What the exercise asks:
Of the lines in the listing, how many include the string "лінії"? Write the number and nothing else.

⁂

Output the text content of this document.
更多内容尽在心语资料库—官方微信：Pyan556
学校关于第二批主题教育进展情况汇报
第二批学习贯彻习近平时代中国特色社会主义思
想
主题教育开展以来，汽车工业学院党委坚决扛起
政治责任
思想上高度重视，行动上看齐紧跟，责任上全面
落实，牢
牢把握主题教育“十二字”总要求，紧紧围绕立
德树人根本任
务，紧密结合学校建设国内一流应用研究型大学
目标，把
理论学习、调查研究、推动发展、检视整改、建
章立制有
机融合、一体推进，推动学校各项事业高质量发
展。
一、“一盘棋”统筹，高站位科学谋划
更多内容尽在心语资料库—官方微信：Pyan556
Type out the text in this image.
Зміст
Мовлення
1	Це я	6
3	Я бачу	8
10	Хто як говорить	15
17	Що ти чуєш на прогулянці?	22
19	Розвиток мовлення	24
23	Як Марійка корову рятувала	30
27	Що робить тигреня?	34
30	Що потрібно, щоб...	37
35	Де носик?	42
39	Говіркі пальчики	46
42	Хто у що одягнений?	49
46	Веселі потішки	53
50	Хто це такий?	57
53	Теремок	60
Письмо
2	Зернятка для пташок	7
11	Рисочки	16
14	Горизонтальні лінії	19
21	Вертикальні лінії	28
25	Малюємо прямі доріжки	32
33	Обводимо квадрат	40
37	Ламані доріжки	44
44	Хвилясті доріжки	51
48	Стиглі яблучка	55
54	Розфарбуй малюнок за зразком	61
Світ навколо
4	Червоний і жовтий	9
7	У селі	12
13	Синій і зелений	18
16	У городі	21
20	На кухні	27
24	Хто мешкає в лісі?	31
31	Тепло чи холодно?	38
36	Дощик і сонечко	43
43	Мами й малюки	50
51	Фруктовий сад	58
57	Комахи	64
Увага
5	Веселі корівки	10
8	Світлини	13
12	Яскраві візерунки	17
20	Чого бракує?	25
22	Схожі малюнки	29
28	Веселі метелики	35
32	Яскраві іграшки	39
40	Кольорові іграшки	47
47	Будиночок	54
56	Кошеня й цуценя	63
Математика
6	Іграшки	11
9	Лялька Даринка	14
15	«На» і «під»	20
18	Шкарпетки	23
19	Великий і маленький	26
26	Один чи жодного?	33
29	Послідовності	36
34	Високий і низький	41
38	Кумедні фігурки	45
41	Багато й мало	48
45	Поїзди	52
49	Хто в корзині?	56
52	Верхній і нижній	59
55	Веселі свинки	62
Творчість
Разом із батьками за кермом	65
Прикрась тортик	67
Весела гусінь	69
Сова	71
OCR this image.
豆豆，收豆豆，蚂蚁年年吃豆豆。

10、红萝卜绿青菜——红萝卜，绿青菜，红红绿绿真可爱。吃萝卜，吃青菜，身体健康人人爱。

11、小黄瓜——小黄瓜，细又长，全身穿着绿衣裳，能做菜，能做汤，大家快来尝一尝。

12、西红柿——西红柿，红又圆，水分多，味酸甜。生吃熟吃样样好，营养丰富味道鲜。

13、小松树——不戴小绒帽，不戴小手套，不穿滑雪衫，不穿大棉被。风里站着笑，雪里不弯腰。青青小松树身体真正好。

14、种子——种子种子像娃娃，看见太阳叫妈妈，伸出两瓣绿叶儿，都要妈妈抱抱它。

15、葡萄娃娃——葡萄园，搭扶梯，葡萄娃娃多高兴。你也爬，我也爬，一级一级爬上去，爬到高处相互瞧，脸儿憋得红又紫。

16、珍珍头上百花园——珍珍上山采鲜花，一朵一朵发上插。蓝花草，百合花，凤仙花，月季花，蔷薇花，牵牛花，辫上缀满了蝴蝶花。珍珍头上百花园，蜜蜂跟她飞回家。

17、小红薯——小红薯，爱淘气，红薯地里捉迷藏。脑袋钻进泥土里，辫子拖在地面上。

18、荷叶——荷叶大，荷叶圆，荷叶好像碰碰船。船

⁂

Written response:
2